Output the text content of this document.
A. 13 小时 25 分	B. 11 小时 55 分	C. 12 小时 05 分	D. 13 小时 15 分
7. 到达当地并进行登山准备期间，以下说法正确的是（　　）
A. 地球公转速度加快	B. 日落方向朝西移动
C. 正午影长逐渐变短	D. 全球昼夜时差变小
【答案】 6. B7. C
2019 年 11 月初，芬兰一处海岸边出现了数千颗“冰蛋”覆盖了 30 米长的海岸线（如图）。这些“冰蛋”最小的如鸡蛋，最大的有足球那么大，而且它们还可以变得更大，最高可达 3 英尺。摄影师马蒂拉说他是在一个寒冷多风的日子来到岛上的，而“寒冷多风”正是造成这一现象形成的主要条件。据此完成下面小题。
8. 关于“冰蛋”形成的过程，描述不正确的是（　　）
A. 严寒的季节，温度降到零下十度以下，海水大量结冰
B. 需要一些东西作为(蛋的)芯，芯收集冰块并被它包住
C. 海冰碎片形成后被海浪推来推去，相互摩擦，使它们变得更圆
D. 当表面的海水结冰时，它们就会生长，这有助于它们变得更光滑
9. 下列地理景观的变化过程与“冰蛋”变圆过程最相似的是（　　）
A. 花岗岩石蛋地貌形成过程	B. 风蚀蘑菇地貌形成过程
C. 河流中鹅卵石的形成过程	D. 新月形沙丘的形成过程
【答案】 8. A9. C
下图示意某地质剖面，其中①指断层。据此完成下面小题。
______________________________
### To be done
Extract each record, keeping it identical to the original.

### Task output
Output the text content of this document.
A. 13 小时 25 分	B. 11 小时 55 分	C. 12 小时 05 分	D. 13 小时 15 分
7. 到达当地并进行登山准备期间，以下说法正确的是（　　）
A. 地球公转速度加快	B. 日落方向朝西移动
C. 正午影长逐渐变短	D. 全球昼夜时差变小
【答案】 6. B7. C
2019 年 11 月初，芬兰一处海岸边出现了数千颗“冰蛋”覆盖了 30 米长的海岸线（如图）。这些“冰蛋”最小的如鸡蛋，最大的有足球那么大，而且它们还可以变得更大，最高可达 3 英尺。摄影师马蒂拉说他是在一个寒冷多风的日子来到岛上的，而“寒冷多风”正是造成这一现象形成的主要条件。据此完成下面小题。
8. 关于“冰蛋”形成的过程，描述不正确的是（　　）
A. 严寒的季节，温度降到零下十度以下，海水大量结冰
B. 需要一些东西作为(蛋的)芯，芯收集冰块并被它包住
C. 海冰碎片形成后被海浪推来推去，相互摩擦，使它们变得更圆
D. 当表面的海水结冰时，它们就会生长，这有助于它们变得更光滑
9. 下列地理景观的变化过程与“冰蛋”变圆过程最相似的是（　　）
A. 花岗岩石蛋地貌形成过程	B. 风蚀蘑菇地貌形成过程
C. 河流中鹅卵石的形成过程	D. 新月形沙丘的形成过程
【答案】 8. A9. C
下图示意某地质剖面，其中①指断层。据此完成下面小题。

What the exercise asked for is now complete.